> INSTRUCTION: Your task is to repeat the entries exactly. Leave the pictures out.

━━ MATERIAL FOR THIS EXERCISE

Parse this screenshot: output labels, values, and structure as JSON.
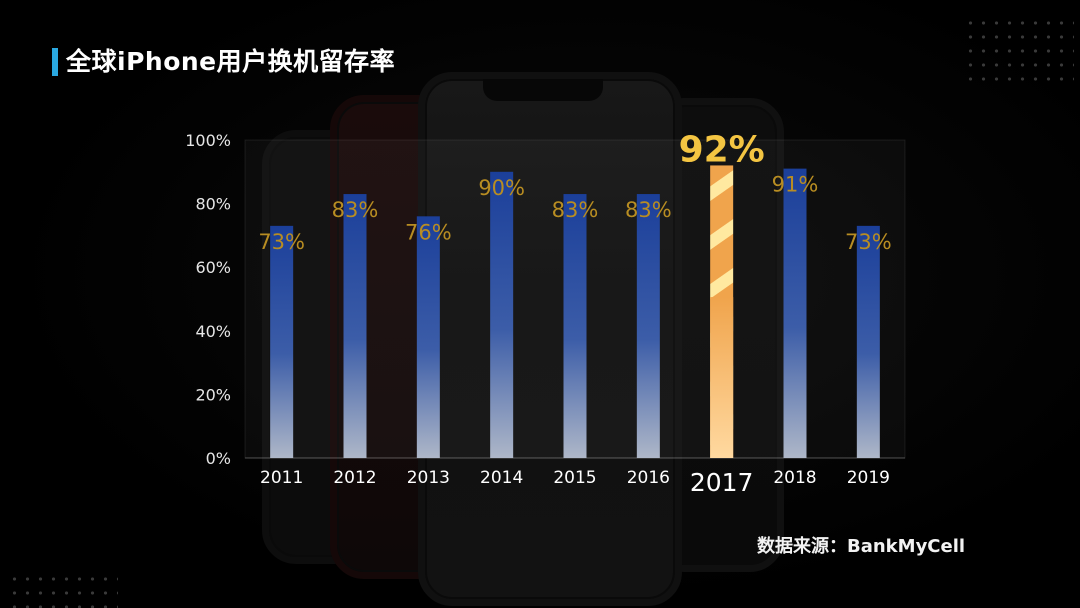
{
  "title": "全球iPhone用户换机留存率",
  "source": "数据来源：BankMyCell",
  "colors": {
    "title_accent": "#2aa8e0",
    "bar_top": "#1b3f9a",
    "bar_bottom": "#aeb7c8",
    "highlight_bar": "#f0a44c",
    "highlight_stripe": "#ffe9a0",
    "value_label": "#b88d22",
    "highlight_label": "#f4c542"
  },
  "chart_data": {
    "type": "bar",
    "categories": [
      "2011",
      "2012",
      "2013",
      "2014",
      "2015",
      "2016",
      "2017",
      "2018",
      "2019"
    ],
    "values": [
      73,
      83,
      76,
      90,
      83,
      83,
      92,
      91,
      73
    ],
    "value_labels": [
      "73%",
      "83%",
      "76%",
      "90%",
      "83%",
      "83%",
      "92%",
      "91%",
      "73%"
    ],
    "y_ticks": [
      "0%",
      "20%",
      "40%",
      "60%",
      "80%",
      "100%"
    ],
    "ylim": [
      0,
      100
    ],
    "highlight": "2017",
    "title": "",
    "xlabel": "",
    "ylabel": "",
    "grid": false
  }
}
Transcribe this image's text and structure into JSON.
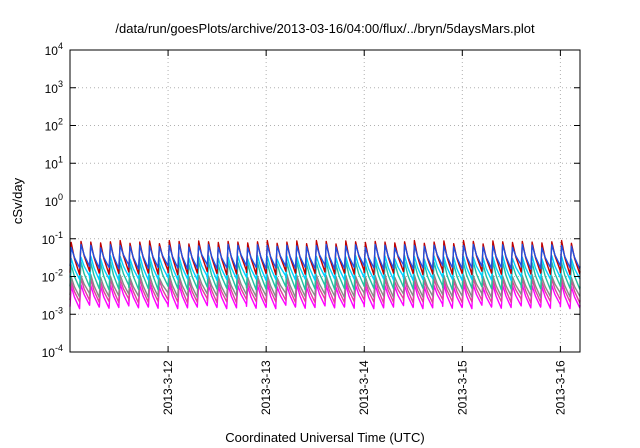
{
  "chart_data": {
    "type": "line",
    "title": "/data/run/goesPlots/archive/2013-03-16/04:00/flux/../bryn/5daysMars.plot",
    "xlabel": "Coordinated Universal Time (UTC)",
    "ylabel": "cSv/day",
    "y_scale": "log",
    "ylim_exponent": [
      -4,
      4
    ],
    "y_ticks": [
      {
        "base": "10",
        "exp": "-4",
        "value_exp": -4
      },
      {
        "base": "10",
        "exp": "-3",
        "value_exp": -3
      },
      {
        "base": "10",
        "exp": "-2",
        "value_exp": -2
      },
      {
        "base": "10",
        "exp": "-1",
        "value_exp": -1
      },
      {
        "base": "10",
        "exp": "0",
        "value_exp": 0
      },
      {
        "base": "10",
        "exp": "1",
        "value_exp": 1
      },
      {
        "base": "10",
        "exp": "2",
        "value_exp": 2
      },
      {
        "base": "10",
        "exp": "3",
        "value_exp": 3
      },
      {
        "base": "10",
        "exp": "4",
        "value_exp": 4
      }
    ],
    "x_range_days": [
      0,
      5.2
    ],
    "x_ticks": [
      {
        "label": "2013-3-12",
        "day": 1
      },
      {
        "label": "2013-3-13",
        "day": 2
      },
      {
        "label": "2013-3-14",
        "day": 3
      },
      {
        "label": "2013-3-15",
        "day": 4
      },
      {
        "label": "2013-3-16",
        "day": 5
      }
    ],
    "grid": true,
    "cycles_per_day": 10,
    "series": [
      {
        "color": "#ff00ff",
        "peak_exp": -2.2,
        "trough_exp": -2.8,
        "dip_exp": -2.7
      },
      {
        "color": "#e0409a",
        "peak_exp": -2.05,
        "trough_exp": -2.65,
        "dip_exp": -2.55
      },
      {
        "color": "#888888",
        "peak_exp": -1.95,
        "trough_exp": -2.5,
        "dip_exp": -2.45
      },
      {
        "color": "#20c0a0",
        "peak_exp": -1.6,
        "trough_exp": -2.3,
        "dip_exp": -2.2
      },
      {
        "color": "#00d0ff",
        "peak_exp": -1.45,
        "trough_exp": -2.05,
        "dip_exp": -2.0
      },
      {
        "color": "#c00000",
        "peak_exp": -1.05,
        "trough_exp": -1.9,
        "dip_exp": -1.85
      },
      {
        "color": "#2050e0",
        "peak_exp": -1.15,
        "trough_exp": -1.75,
        "dip_exp": -1.7
      }
    ]
  }
}
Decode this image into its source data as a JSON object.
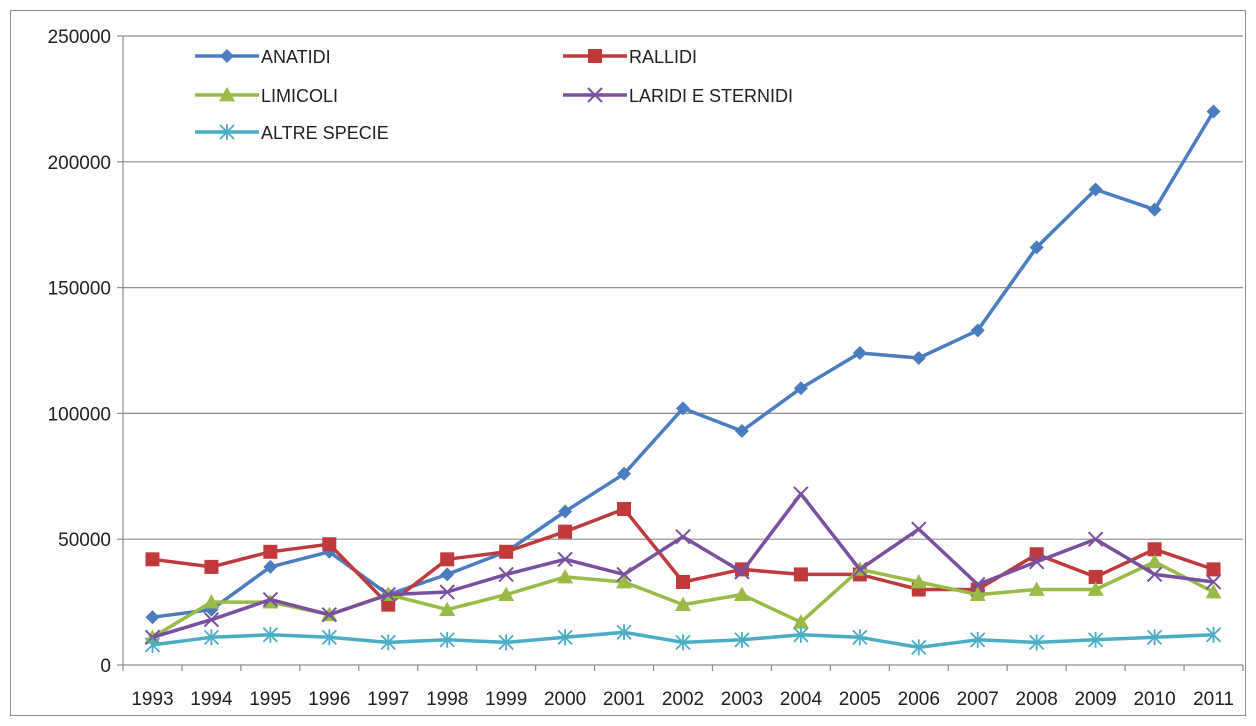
{
  "chart_data": {
    "type": "line",
    "title": "",
    "xlabel": "",
    "ylabel": "",
    "ylim": [
      0,
      250000
    ],
    "yticks": [
      "0",
      "50000",
      "100000",
      "150000",
      "200000",
      "250000"
    ],
    "grid": "horizontal major",
    "legend_position": "top-left, inside plot",
    "categories": [
      "1993",
      "1994",
      "1995",
      "1996",
      "1997",
      "1998",
      "1999",
      "2000",
      "2001",
      "2002",
      "2003",
      "2004",
      "2005",
      "2006",
      "2007",
      "2008",
      "2009",
      "2010",
      "2011"
    ],
    "series": [
      {
        "name": "ANATIDI",
        "color": "#4a7dc0",
        "marker": "diamond",
        "values": [
          19000,
          22000,
          39000,
          45000,
          28000,
          36000,
          45000,
          61000,
          76000,
          102000,
          93000,
          110000,
          124000,
          122000,
          133000,
          166000,
          189000,
          181000,
          220000
        ]
      },
      {
        "name": "RALLIDI",
        "color": "#c0393b",
        "marker": "square",
        "values": [
          42000,
          39000,
          45000,
          48000,
          24000,
          42000,
          45000,
          53000,
          62000,
          33000,
          38000,
          36000,
          36000,
          30000,
          30000,
          44000,
          35000,
          46000,
          38000
        ]
      },
      {
        "name": "LIMICOLI",
        "color": "#98bb45",
        "marker": "triangle",
        "values": [
          11000,
          25000,
          25000,
          20000,
          28000,
          22000,
          28000,
          35000,
          33000,
          24000,
          28000,
          17000,
          38000,
          33000,
          28000,
          30000,
          30000,
          41000,
          29000
        ]
      },
      {
        "name": "LARIDI E STERNIDI",
        "color": "#7b4f9f",
        "marker": "x",
        "values": [
          11000,
          18000,
          26000,
          20000,
          28000,
          29000,
          36000,
          42000,
          36000,
          51000,
          37000,
          68000,
          38000,
          54000,
          32000,
          41000,
          50000,
          36000,
          33000
        ]
      },
      {
        "name": "ALTRE SPECIE",
        "color": "#4bacc6",
        "marker": "asterisk",
        "values": [
          8000,
          11000,
          12000,
          11000,
          9000,
          10000,
          9000,
          11000,
          13000,
          9000,
          10000,
          12000,
          11000,
          7000,
          10000,
          9000,
          10000,
          11000,
          12000
        ]
      }
    ]
  }
}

━━━━

> RESULT:
Parse this screenshot: output labels, values, and structure as JSON.
{
  "title": "全球iPhone用户换机留存率",
  "source": "数据来源：BankMyCell",
  "colors": {
    "title_accent": "#2aa8e0",
    "bar_top": "#1b3f9a",
    "bar_bottom": "#aeb7c8",
    "highlight_bar": "#f0a44c",
    "highlight_stripe": "#ffe9a0",
    "value_label": "#b88d22",
    "highlight_label": "#f4c542"
  },
  "chart_data": {
    "type": "bar",
    "categories": [
      "2011",
      "2012",
      "2013",
      "2014",
      "2015",
      "2016",
      "2017",
      "2018",
      "2019"
    ],
    "values": [
      73,
      83,
      76,
      90,
      83,
      83,
      92,
      91,
      73
    ],
    "value_labels": [
      "73%",
      "83%",
      "76%",
      "90%",
      "83%",
      "83%",
      "92%",
      "91%",
      "73%"
    ],
    "y_ticks": [
      "0%",
      "20%",
      "40%",
      "60%",
      "80%",
      "100%"
    ],
    "ylim": [
      0,
      100
    ],
    "highlight": "2017",
    "title": "",
    "xlabel": "",
    "ylabel": "",
    "grid": false
  }
}
Transcribe this image's text and structure into JSON.
{
  "chart_data": {
    "type": "line",
    "title": "/data/run/goesPlots/archive/2013-03-16/04:00/flux/../bryn/5daysMars.plot",
    "xlabel": "Coordinated Universal Time (UTC)",
    "ylabel": "cSv/day",
    "y_scale": "log",
    "ylim_exponent": [
      -4,
      4
    ],
    "y_ticks": [
      {
        "base": "10",
        "exp": "-4",
        "value_exp": -4
      },
      {
        "base": "10",
        "exp": "-3",
        "value_exp": -3
      },
      {
        "base": "10",
        "exp": "-2",
        "value_exp": -2
      },
      {
        "base": "10",
        "exp": "-1",
        "value_exp": -1
      },
      {
        "base": "10",
        "exp": "0",
        "value_exp": 0
      },
      {
        "base": "10",
        "exp": "1",
        "value_exp": 1
      },
      {
        "base": "10",
        "exp": "2",
        "value_exp": 2
      },
      {
        "base": "10",
        "exp": "3",
        "value_exp": 3
      },
      {
        "base": "10",
        "exp": "4",
        "value_exp": 4
      }
    ],
    "x_range_days": [
      0,
      5.2
    ],
    "x_ticks": [
      {
        "label": "2013-3-12",
        "day": 1
      },
      {
        "label": "2013-3-13",
        "day": 2
      },
      {
        "label": "2013-3-14",
        "day": 3
      },
      {
        "label": "2013-3-15",
        "day": 4
      },
      {
        "label": "2013-3-16",
        "day": 5
      }
    ],
    "grid": true,
    "cycles_per_day": 10,
    "series": [
      {
        "color": "#ff00ff",
        "peak_exp": -2.2,
        "trough_exp": -2.8,
        "dip_exp": -2.7
      },
      {
        "color": "#e0409a",
        "peak_exp": -2.05,
        "trough_exp": -2.65,
        "dip_exp": -2.55
      },
      {
        "color": "#888888",
        "peak_exp": -1.95,
        "trough_exp": -2.5,
        "dip_exp": -2.45
      },
      {
        "color": "#20c0a0",
        "peak_exp": -1.6,
        "trough_exp": -2.3,
        "dip_exp": -2.2
      },
      {
        "color": "#00d0ff",
        "peak_exp": -1.45,
        "trough_exp": -2.05,
        "dip_exp": -2.0
      },
      {
        "color": "#c00000",
        "peak_exp": -1.05,
        "trough_exp": -1.9,
        "dip_exp": -1.85
      },
      {
        "color": "#2050e0",
        "peak_exp": -1.15,
        "trough_exp": -1.75,
        "dip_exp": -1.7
      }
    ]
  }
}
Decode this image into its source data as a JSON object.
{
  "chart_data": {
    "type": "line",
    "title": "",
    "xlabel": "",
    "ylabel": "",
    "ylim": [
      0,
      250000
    ],
    "yticks": [
      "0",
      "50000",
      "100000",
      "150000",
      "200000",
      "250000"
    ],
    "grid": "horizontal major",
    "legend_position": "top-left, inside plot",
    "categories": [
      "1993",
      "1994",
      "1995",
      "1996",
      "1997",
      "1998",
      "1999",
      "2000",
      "2001",
      "2002",
      "2003",
      "2004",
      "2005",
      "2006",
      "2007",
      "2008",
      "2009",
      "2010",
      "2011"
    ],
    "series": [
      {
        "name": "ANATIDI",
        "color": "#4a7dc0",
        "marker": "diamond",
        "values": [
          19000,
          22000,
          39000,
          45000,
          28000,
          36000,
          45000,
          61000,
          76000,
          102000,
          93000,
          110000,
          124000,
          122000,
          133000,
          166000,
          189000,
          181000,
          220000
        ]
      },
      {
        "name": "RALLIDI",
        "color": "#c0393b",
        "marker": "square",
        "values": [
          42000,
          39000,
          45000,
          48000,
          24000,
          42000,
          45000,
          53000,
          62000,
          33000,
          38000,
          36000,
          36000,
          30000,
          30000,
          44000,
          35000,
          46000,
          38000
        ]
      },
      {
        "name": "LIMICOLI",
        "color": "#98bb45",
        "marker": "triangle",
        "values": [
          11000,
          25000,
          25000,
          20000,
          28000,
          22000,
          28000,
          35000,
          33000,
          24000,
          28000,
          17000,
          38000,
          33000,
          28000,
          30000,
          30000,
          41000,
          29000
        ]
      },
      {
        "name": "LARIDI E STERNIDI",
        "color": "#7b4f9f",
        "marker": "x",
        "values": [
          11000,
          18000,
          26000,
          20000,
          28000,
          29000,
          36000,
          42000,
          36000,
          51000,
          37000,
          68000,
          38000,
          54000,
          32000,
          41000,
          50000,
          36000,
          33000
        ]
      },
      {
        "name": "ALTRE SPECIE",
        "color": "#4bacc6",
        "marker": "asterisk",
        "values": [
          8000,
          11000,
          12000,
          11000,
          9000,
          10000,
          9000,
          11000,
          13000,
          9000,
          10000,
          12000,
          11000,
          7000,
          10000,
          9000,
          10000,
          11000,
          12000
        ]
      }
    ]
  }
}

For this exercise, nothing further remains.